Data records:
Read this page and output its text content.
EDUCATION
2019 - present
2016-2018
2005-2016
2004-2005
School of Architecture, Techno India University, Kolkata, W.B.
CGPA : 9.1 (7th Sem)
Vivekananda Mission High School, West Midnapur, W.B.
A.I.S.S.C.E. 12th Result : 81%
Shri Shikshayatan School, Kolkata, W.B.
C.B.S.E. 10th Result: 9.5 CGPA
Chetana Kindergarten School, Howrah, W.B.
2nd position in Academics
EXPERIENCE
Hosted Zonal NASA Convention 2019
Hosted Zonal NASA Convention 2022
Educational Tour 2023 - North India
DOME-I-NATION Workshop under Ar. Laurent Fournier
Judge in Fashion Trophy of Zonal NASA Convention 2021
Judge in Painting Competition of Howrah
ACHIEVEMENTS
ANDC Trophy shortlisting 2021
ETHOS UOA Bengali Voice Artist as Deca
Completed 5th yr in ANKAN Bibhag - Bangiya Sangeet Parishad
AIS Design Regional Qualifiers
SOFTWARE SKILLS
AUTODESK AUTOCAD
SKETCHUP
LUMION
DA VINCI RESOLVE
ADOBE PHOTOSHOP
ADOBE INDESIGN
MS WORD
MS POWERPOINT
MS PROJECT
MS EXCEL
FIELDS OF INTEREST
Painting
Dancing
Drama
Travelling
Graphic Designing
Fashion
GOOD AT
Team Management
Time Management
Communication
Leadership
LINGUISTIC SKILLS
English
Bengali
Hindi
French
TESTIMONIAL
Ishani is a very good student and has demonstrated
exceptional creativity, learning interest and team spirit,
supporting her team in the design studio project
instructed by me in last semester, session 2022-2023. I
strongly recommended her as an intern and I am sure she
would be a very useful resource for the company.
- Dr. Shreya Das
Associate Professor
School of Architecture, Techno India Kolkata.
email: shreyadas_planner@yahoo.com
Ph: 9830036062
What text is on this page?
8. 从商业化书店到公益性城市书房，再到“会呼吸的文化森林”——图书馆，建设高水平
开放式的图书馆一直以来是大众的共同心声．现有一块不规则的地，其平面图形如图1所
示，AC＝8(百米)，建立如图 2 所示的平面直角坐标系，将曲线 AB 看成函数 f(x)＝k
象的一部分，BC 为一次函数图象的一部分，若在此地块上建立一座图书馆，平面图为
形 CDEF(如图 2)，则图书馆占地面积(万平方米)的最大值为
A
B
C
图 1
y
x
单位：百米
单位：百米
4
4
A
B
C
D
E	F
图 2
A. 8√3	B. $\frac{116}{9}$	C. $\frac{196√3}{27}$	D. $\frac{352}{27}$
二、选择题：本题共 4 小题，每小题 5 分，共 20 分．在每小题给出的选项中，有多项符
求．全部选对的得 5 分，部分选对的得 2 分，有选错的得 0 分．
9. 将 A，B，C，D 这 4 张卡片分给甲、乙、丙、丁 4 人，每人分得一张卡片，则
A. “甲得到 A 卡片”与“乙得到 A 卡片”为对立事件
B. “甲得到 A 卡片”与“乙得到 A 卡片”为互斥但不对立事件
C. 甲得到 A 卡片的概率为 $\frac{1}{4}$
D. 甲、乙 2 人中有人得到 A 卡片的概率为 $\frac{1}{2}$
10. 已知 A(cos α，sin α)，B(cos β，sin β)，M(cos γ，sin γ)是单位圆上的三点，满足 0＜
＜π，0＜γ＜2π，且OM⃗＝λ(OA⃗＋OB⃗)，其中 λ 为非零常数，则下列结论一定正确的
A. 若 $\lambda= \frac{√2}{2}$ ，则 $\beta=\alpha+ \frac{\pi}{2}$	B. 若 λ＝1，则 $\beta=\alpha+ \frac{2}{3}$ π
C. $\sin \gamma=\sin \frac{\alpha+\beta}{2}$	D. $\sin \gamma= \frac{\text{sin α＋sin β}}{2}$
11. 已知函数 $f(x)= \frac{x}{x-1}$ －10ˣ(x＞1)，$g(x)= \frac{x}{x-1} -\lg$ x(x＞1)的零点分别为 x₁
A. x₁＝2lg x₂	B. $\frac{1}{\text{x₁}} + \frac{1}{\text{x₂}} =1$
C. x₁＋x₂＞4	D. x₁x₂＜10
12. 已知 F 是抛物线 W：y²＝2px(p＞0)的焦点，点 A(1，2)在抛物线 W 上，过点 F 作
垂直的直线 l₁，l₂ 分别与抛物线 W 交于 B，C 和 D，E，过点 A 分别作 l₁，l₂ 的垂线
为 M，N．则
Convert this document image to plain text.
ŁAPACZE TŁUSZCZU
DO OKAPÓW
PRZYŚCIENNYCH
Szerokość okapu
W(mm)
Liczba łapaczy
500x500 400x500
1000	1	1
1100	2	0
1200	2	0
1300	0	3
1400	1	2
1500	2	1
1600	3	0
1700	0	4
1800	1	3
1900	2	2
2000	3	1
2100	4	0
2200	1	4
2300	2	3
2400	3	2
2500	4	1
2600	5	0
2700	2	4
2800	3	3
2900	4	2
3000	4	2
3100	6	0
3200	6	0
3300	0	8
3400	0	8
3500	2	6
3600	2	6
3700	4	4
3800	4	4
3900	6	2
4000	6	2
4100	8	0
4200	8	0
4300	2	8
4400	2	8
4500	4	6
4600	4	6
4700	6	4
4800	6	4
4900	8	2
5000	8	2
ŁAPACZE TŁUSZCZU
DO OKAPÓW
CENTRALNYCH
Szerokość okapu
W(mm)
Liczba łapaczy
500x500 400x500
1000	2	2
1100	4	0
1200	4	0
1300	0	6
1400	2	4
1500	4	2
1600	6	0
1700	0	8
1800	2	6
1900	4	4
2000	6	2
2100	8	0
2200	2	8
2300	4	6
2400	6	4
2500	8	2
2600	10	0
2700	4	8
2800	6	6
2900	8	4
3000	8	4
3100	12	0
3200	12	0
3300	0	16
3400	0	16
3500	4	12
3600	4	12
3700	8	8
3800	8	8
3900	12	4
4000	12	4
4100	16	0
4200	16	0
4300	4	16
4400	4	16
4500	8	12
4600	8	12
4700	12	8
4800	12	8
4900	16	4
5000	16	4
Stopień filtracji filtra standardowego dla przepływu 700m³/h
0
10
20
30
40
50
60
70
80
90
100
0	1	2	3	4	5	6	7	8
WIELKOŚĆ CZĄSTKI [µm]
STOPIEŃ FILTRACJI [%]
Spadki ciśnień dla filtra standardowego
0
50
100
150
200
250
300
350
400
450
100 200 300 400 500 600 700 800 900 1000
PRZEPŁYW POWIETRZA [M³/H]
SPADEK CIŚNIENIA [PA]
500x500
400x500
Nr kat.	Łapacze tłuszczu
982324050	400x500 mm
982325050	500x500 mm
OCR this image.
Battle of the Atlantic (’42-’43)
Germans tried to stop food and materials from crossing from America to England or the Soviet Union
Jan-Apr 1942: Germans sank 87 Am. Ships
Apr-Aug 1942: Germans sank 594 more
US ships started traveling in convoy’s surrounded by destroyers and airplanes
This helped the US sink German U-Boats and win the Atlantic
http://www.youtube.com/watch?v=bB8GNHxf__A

* **What is asked**: Output all records verbatim.

* **Task response**:
Read this page and output its text content.
EDUCATION
2019 - present
2016-2018
2005-2016
2004-2005
School of Architecture, Techno India University, Kolkata, W.B.
CGPA : 9.1 (7th Sem)
Vivekananda Mission High School, West Midnapur, W.B.
A.I.S.S.C.E. 12th Result : 81%
Shri Shikshayatan School, Kolkata, W.B.
C.B.S.E. 10th Result: 9.5 CGPA
Chetana Kindergarten School, Howrah, W.B.
2nd position in Academics
EXPERIENCE
Hosted Zonal NASA Convention 2019
Hosted Zonal NASA Convention 2022
Educational Tour 2023 - North India
DOME-I-NATION Workshop under Ar. Laurent Fournier
Judge in Fashion Trophy of Zonal NASA Convention 2021
Judge in Painting Competition of Howrah
ACHIEVEMENTS
ANDC Trophy shortlisting 2021
ETHOS UOA Bengali Voice Artist as Deca
Completed 5th yr in ANKAN Bibhag - Bangiya Sangeet Parishad
AIS Design Regional Qualifiers
SOFTWARE SKILLS
AUTODESK AUTOCAD
SKETCHUP
LUMION
DA VINCI RESOLVE
ADOBE PHOTOSHOP
ADOBE INDESIGN
MS WORD
MS POWERPOINT
MS PROJECT
MS EXCEL
FIELDS OF INTEREST
Painting
Dancing
Drama
Travelling
Graphic Designing
Fashion
GOOD AT
Team Management
Time Management
Communication
Leadership
LINGUISTIC SKILLS
English
Bengali
Hindi
French
TESTIMONIAL
Ishani is a very good student and has demonstrated
exceptional creativity, learning interest and team spirit,
supporting her team in the design studio project
instructed by me in last semester, session 2022-2023. I
strongly recommended her as an intern and I am sure she
would be a very useful resource for the company.
- Dr. Shreya Das
Associate Professor
School of Architecture, Techno India Kolkata.
email: shreyadas_planner@yahoo.com
Ph: 9830036062
What text is on this page?
8. 从商业化书店到公益性城市书房，再到“会呼吸的文化森林”——图书馆，建设高水平
开放式的图书馆一直以来是大众的共同心声．现有一块不规则的地，其平面图形如图1所
示，AC＝8(百米)，建立如图 2 所示的平面直角坐标系，将曲线 AB 看成函数 f(x)＝k
象的一部分，BC 为一次函数图象的一部分，若在此地块上建立一座图书馆，平面图为
形 CDEF(如图 2)，则图书馆占地面积(万平方米)的最大值为
A
B
C
图 1
y
x
单位：百米
单位：百米
4
4
A
B
C
D
E	F
图 2
A. 8√3	B. $\frac{116}{9}$	C. $\frac{196√3}{27}$	D. $\frac{352}{27}$
二、选择题：本题共 4 小题，每小题 5 分，共 20 分．在每小题给出的选项中，有多项符
求．全部选对的得 5 分，部分选对的得 2 分，有选错的得 0 分．
9. 将 A，B，C，D 这 4 张卡片分给甲、乙、丙、丁 4 人，每人分得一张卡片，则
A. “甲得到 A 卡片”与“乙得到 A 卡片”为对立事件
B. “甲得到 A 卡片”与“乙得到 A 卡片”为互斥但不对立事件
C. 甲得到 A 卡片的概率为 $\frac{1}{4}$
D. 甲、乙 2 人中有人得到 A 卡片的概率为 $\frac{1}{2}$
10. 已知 A(cos α，sin α)，B(cos β，sin β)，M(cos γ，sin γ)是单位圆上的三点，满足 0＜
＜π，0＜γ＜2π，且OM⃗＝λ(OA⃗＋OB⃗)，其中 λ 为非零常数，则下列结论一定正确的
A. 若 $\lambda= \frac{√2}{2}$ ，则 $\beta=\alpha+ \frac{\pi}{2}$	B. 若 λ＝1，则 $\beta=\alpha+ \frac{2}{3}$ π
C. $\sin \gamma=\sin \frac{\alpha+\beta}{2}$	D. $\sin \gamma= \frac{\text{sin α＋sin β}}{2}$
11. 已知函数 $f(x)= \frac{x}{x-1}$ －10ˣ(x＞1)，$g(x)= \frac{x}{x-1} -\lg$ x(x＞1)的零点分别为 x₁
A. x₁＝2lg x₂	B. $\frac{1}{\text{x₁}} + \frac{1}{\text{x₂}} =1$
C. x₁＋x₂＞4	D. x₁x₂＜10
12. 已知 F 是抛物线 W：y²＝2px(p＞0)的焦点，点 A(1，2)在抛物线 W 上，过点 F 作
垂直的直线 l₁，l₂ 分别与抛物线 W 交于 B，C 和 D，E，过点 A 分别作 l₁，l₂ 的垂线
为 M，N．则
Convert this document image to plain text.
ŁAPACZE TŁUSZCZU
DO OKAPÓW
PRZYŚCIENNYCH
Szerokość okapu
W(mm)
Liczba łapaczy
500x500 400x500
1000	1	1
1100	2	0
1200	2	0
1300	0	3
1400	1	2
1500	2	1
1600	3	0
1700	0	4
1800	1	3
1900	2	2
2000	3	1
2100	4	0
2200	1	4
2300	2	3
2400	3	2
2500	4	1
2600	5	0
2700	2	4
2800	3	3
2900	4	2
3000	4	2
3100	6	0
3200	6	0
3300	0	8
3400	0	8
3500	2	6
3600	2	6
3700	4	4
3800	4	4
3900	6	2
4000	6	2
4100	8	0
4200	8	0
4300	2	8
4400	2	8
4500	4	6
4600	4	6
4700	6	4
4800	6	4
4900	8	2
5000	8	2
ŁAPACZE TŁUSZCZU
DO OKAPÓW
CENTRALNYCH
Szerokość okapu
W(mm)
Liczba łapaczy
500x500 400x500
1000	2	2
1100	4	0
1200	4	0
1300	0	6
1400	2	4
1500	4	2
1600	6	0
1700	0	8
1800	2	6
1900	4	4
2000	6	2
2100	8	0
2200	2	8
2300	4	6
2400	6	4
2500	8	2
2600	10	0
2700	4	8
2800	6	6
2900	8	4
3000	8	4
3100	12	0
3200	12	0
3300	0	16
3400	0	16
3500	4	12
3600	4	12
3700	8	8
3800	8	8
3900	12	4
4000	12	4
4100	16	0
4200	16	0
4300	4	16
4400	4	16
4500	8	12
4600	8	12
4700	12	8
4800	12	8
4900	16	4
5000	16	4
Stopień filtracji filtra standardowego dla przepływu 700m³/h
0
10
20
30
40
50
60
70
80
90
100
0	1	2	3	4	5	6	7	8
WIELKOŚĆ CZĄSTKI [µm]
STOPIEŃ FILTRACJI [%]
Spadki ciśnień dla filtra standardowego
0
50
100
150
200
250
300
350
400
450
100 200 300 400 500 600 700 800 900 1000
PRZEPŁYW POWIETRZA [M³/H]
SPADEK CIŚNIENIA [PA]
500x500
400x500
Nr kat.	Łapacze tłuszczu
982324050	400x500 mm
982325050	500x500 mm
OCR this image.
Battle of the Atlantic (’42-’43)
Germans tried to stop food and materials from crossing from America to England or the Soviet Union
Jan-Apr 1942: Germans sank 87 Am. Ships
Apr-Aug 1942: Germans sank 594 more
US ships started traveling in convoy’s surrounded by destroyers and airplanes
This helped the US sink German U-Boats and win the Atlantic
http://www.youtube.com/watch?v=bB8GNHxf__A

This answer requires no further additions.